Directions:
Look through the data below and report how many lines include "продукта". Only the number should be given.

Excerpted data:
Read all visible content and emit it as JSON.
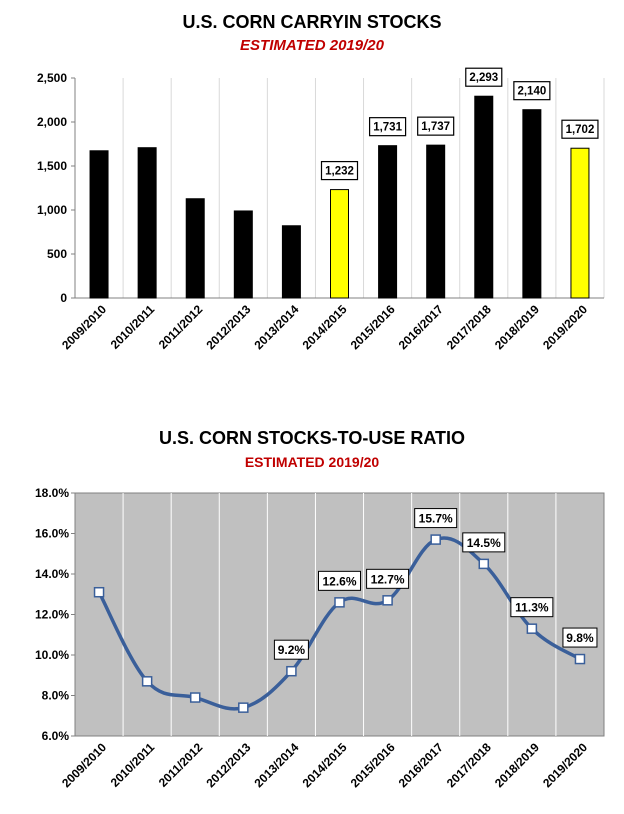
{
  "charts": [
    {
      "title": "U.S. CORN CARRYIN STOCKS",
      "subtitle": "ESTIMATED 2019/20"
    },
    {
      "title": "U.S. CORN STOCKS-TO-USE RATIO",
      "subtitle": "ESTIMATED 2019/20"
    }
  ],
  "chart_data": [
    {
      "type": "bar",
      "title": "U.S. CORN CARRYIN STOCKS",
      "subtitle": "ESTIMATED 2019/20",
      "categories": [
        "2009/2010",
        "2010/2011",
        "2011/2012",
        "2012/2013",
        "2013/2014",
        "2014/2015",
        "2015/2016",
        "2016/2017",
        "2017/2018",
        "2018/2019",
        "2019/2020"
      ],
      "values": [
        1673,
        1708,
        1128,
        989,
        821,
        1232,
        1731,
        1737,
        2293,
        2140,
        1702
      ],
      "data_labels": [
        null,
        null,
        null,
        null,
        null,
        "1,232",
        "1,731",
        "1,737",
        "2,293",
        "2,140",
        "1,702"
      ],
      "highlighted": [
        "2014/2015",
        "2019/2020"
      ],
      "bar_color": "#000000",
      "highlight_color": "#ffff00",
      "ylim": [
        0,
        2500
      ],
      "yticks": [
        "0",
        "500",
        "1,000",
        "1,500",
        "2,000",
        "2,500"
      ],
      "ytick_values": [
        0,
        500,
        1000,
        1500,
        2000,
        2500
      ],
      "grid": "vertical",
      "legend": "none"
    },
    {
      "type": "line",
      "title": "U.S. CORN STOCKS-TO-USE RATIO",
      "subtitle": "ESTIMATED 2019/20",
      "categories": [
        "2009/2010",
        "2010/2011",
        "2011/2012",
        "2012/2013",
        "2013/2014",
        "2014/2015",
        "2015/2016",
        "2016/2017",
        "2017/2018",
        "2018/2019",
        "2019/2020"
      ],
      "values": [
        13.1,
        8.7,
        7.9,
        7.4,
        9.2,
        12.6,
        12.7,
        15.7,
        14.5,
        11.3,
        9.8
      ],
      "data_labels": [
        null,
        null,
        null,
        null,
        "9.2%",
        "12.6%",
        "12.7%",
        "15.7%",
        "14.5%",
        "11.3%",
        "9.8%"
      ],
      "line_color": "#3a5f9a",
      "plot_background": "#c0c0c0",
      "ylim": [
        6.0,
        18.0
      ],
      "yticks": [
        "6.0%",
        "8.0%",
        "10.0%",
        "12.0%",
        "14.0%",
        "16.0%",
        "18.0%"
      ],
      "ytick_values": [
        6,
        8,
        10,
        12,
        14,
        16,
        18
      ],
      "grid": "vertical",
      "legend": "none"
    }
  ]
}
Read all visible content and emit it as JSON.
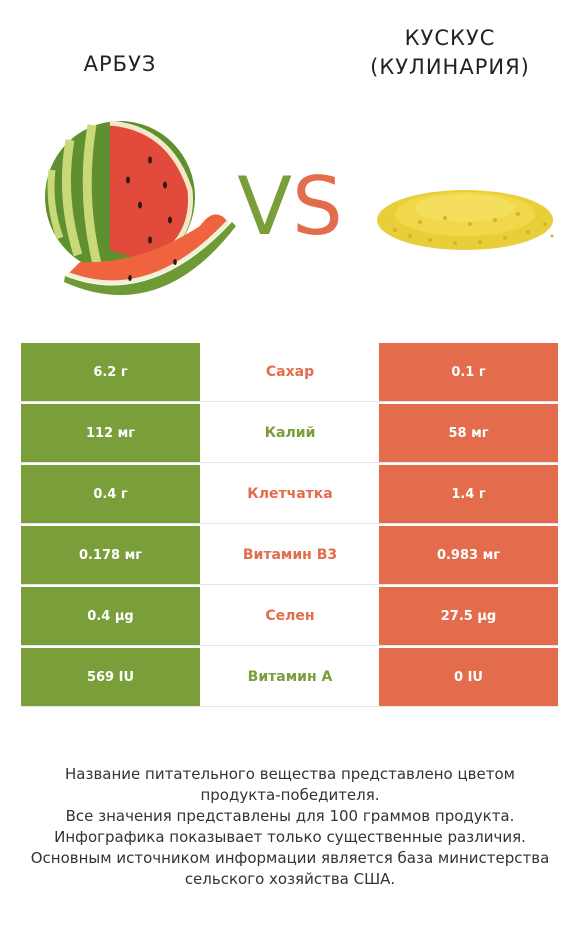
{
  "titles": {
    "left": "АРБУЗ",
    "right_line1": "КУСКУС",
    "right_line2": "(КУЛИНАРИЯ)"
  },
  "vs": {
    "v": "V",
    "s": "S"
  },
  "colors": {
    "left": "#7a9e3a",
    "right": "#e36c4c",
    "neutral_border": "#e5e5e5"
  },
  "chart_data": {
    "type": "table",
    "columns": [
      "АРБУЗ",
      "",
      "КУСКУС (КУЛИНАРИЯ)"
    ],
    "rows": [
      {
        "nutrient": "Сахар",
        "left": "6.2 г",
        "right": "0.1 г",
        "winner": "right"
      },
      {
        "nutrient": "Калий",
        "left": "112 мг",
        "right": "58 мг",
        "winner": "left"
      },
      {
        "nutrient": "Клетчатка",
        "left": "0.4 г",
        "right": "1.4 г",
        "winner": "right"
      },
      {
        "nutrient": "Витамин B3",
        "left": "0.178 мг",
        "right": "0.983 мг",
        "winner": "right"
      },
      {
        "nutrient": "Селен",
        "left": "0.4 µg",
        "right": "27.5 µg",
        "winner": "right"
      },
      {
        "nutrient": "Витамин А",
        "left": "569 IU",
        "right": "0 IU",
        "winner": "left"
      }
    ]
  },
  "footnote": [
    "Название питательного вещества представлено цветом",
    "продукта-победителя.",
    "Все значения представлены для 100 граммов продукта.",
    "Инфографика показывает только существенные различия.",
    "Основным источником информации является база министерства",
    "сельского хозяйства США."
  ]
}
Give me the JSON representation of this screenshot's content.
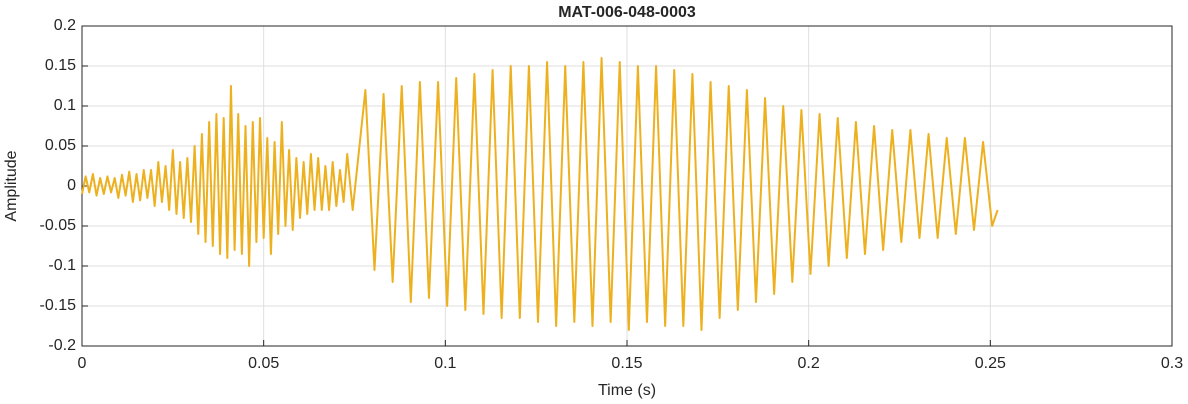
{
  "chart_data": {
    "type": "line",
    "title": "MAT-006-048-0003",
    "x_label": "Time (s)",
    "y_label": "Amplitude",
    "xlim": [
      0,
      0.3
    ],
    "xticks": [
      0,
      0.05,
      0.1,
      0.15,
      0.2,
      0.25,
      0.3
    ],
    "ylim": [
      -0.2,
      0.2
    ],
    "yticks": [
      -0.2,
      -0.15,
      -0.1,
      -0.05,
      0,
      0.05,
      0.1,
      0.15,
      0.2
    ],
    "grid": true,
    "series": [
      {
        "color": "#EDB120",
        "x": [
          0,
          0.001,
          0.002,
          0.003,
          0.004,
          0.005,
          0.006,
          0.007,
          0.008,
          0.009,
          0.01,
          0.011,
          0.012,
          0.013,
          0.014,
          0.015,
          0.016,
          0.017,
          0.018,
          0.019,
          0.02,
          0.021,
          0.022,
          0.023,
          0.024,
          0.025,
          0.026,
          0.027,
          0.028,
          0.029,
          0.03,
          0.031,
          0.032,
          0.033,
          0.034,
          0.035,
          0.036,
          0.037,
          0.038,
          0.039,
          0.04,
          0.041,
          0.042,
          0.043,
          0.044,
          0.045,
          0.046,
          0.047,
          0.048,
          0.049,
          0.05,
          0.051,
          0.052,
          0.053,
          0.054,
          0.055,
          0.056,
          0.057,
          0.058,
          0.059,
          0.06,
          0.061,
          0.062,
          0.063,
          0.064,
          0.065,
          0.066,
          0.067,
          0.068,
          0.069,
          0.07,
          0.071,
          0.072,
          0.073,
          0.0745,
          0.078,
          0.0805,
          0.083,
          0.0855,
          0.088,
          0.0905,
          0.093,
          0.0955,
          0.098,
          0.1005,
          0.103,
          0.1055,
          0.108,
          0.1105,
          0.113,
          0.1155,
          0.118,
          0.1205,
          0.123,
          0.1255,
          0.128,
          0.1305,
          0.133,
          0.1355,
          0.138,
          0.1405,
          0.143,
          0.1455,
          0.148,
          0.1505,
          0.153,
          0.1555,
          0.158,
          0.1605,
          0.163,
          0.1655,
          0.168,
          0.1705,
          0.173,
          0.1755,
          0.178,
          0.1805,
          0.183,
          0.1855,
          0.188,
          0.1905,
          0.193,
          0.1955,
          0.198,
          0.2005,
          0.203,
          0.2055,
          0.208,
          0.2105,
          0.213,
          0.2155,
          0.218,
          0.2205,
          0.223,
          0.2255,
          0.228,
          0.2305,
          0.233,
          0.2355,
          0.238,
          0.2405,
          0.243,
          0.2455,
          0.248,
          0.2505,
          0.252
        ],
        "values": [
          -0.01,
          0.012,
          -0.008,
          0.015,
          -0.012,
          0.01,
          -0.01,
          0.012,
          -0.008,
          0.01,
          -0.015,
          0.014,
          -0.012,
          0.018,
          -0.02,
          0.015,
          -0.018,
          0.02,
          -0.015,
          0.02,
          -0.025,
          0.03,
          -0.02,
          0.025,
          -0.03,
          0.045,
          -0.035,
          0.03,
          -0.04,
          0.035,
          -0.045,
          0.05,
          -0.06,
          0.065,
          -0.07,
          0.08,
          -0.075,
          0.09,
          -0.085,
          0.085,
          -0.09,
          0.125,
          -0.08,
          0.09,
          -0.085,
          0.075,
          -0.1,
          0.08,
          -0.07,
          0.085,
          -0.065,
          0.06,
          -0.085,
          0.055,
          -0.06,
          0.08,
          -0.05,
          0.045,
          -0.055,
          0.035,
          -0.04,
          0.03,
          -0.035,
          0.04,
          -0.03,
          0.035,
          -0.03,
          0.025,
          -0.03,
          0.03,
          -0.025,
          0.02,
          -0.02,
          0.04,
          -0.03,
          0.12,
          -0.105,
          0.115,
          -0.12,
          0.125,
          -0.145,
          0.13,
          -0.14,
          0.13,
          -0.15,
          0.135,
          -0.155,
          0.14,
          -0.16,
          0.145,
          -0.165,
          0.15,
          -0.165,
          0.15,
          -0.17,
          0.155,
          -0.175,
          0.15,
          -0.17,
          0.155,
          -0.175,
          0.16,
          -0.17,
          0.155,
          -0.18,
          0.15,
          -0.17,
          0.15,
          -0.175,
          0.145,
          -0.175,
          0.14,
          -0.18,
          0.13,
          -0.165,
          0.125,
          -0.155,
          0.12,
          -0.145,
          0.11,
          -0.135,
          0.1,
          -0.12,
          0.095,
          -0.11,
          0.09,
          -0.1,
          0.085,
          -0.09,
          0.08,
          -0.085,
          0.075,
          -0.08,
          0.07,
          -0.07,
          0.07,
          -0.065,
          0.065,
          -0.065,
          0.06,
          -0.06,
          0.06,
          -0.055,
          0.055,
          -0.05,
          -0.03
        ]
      }
    ]
  }
}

Response to the exercise:
2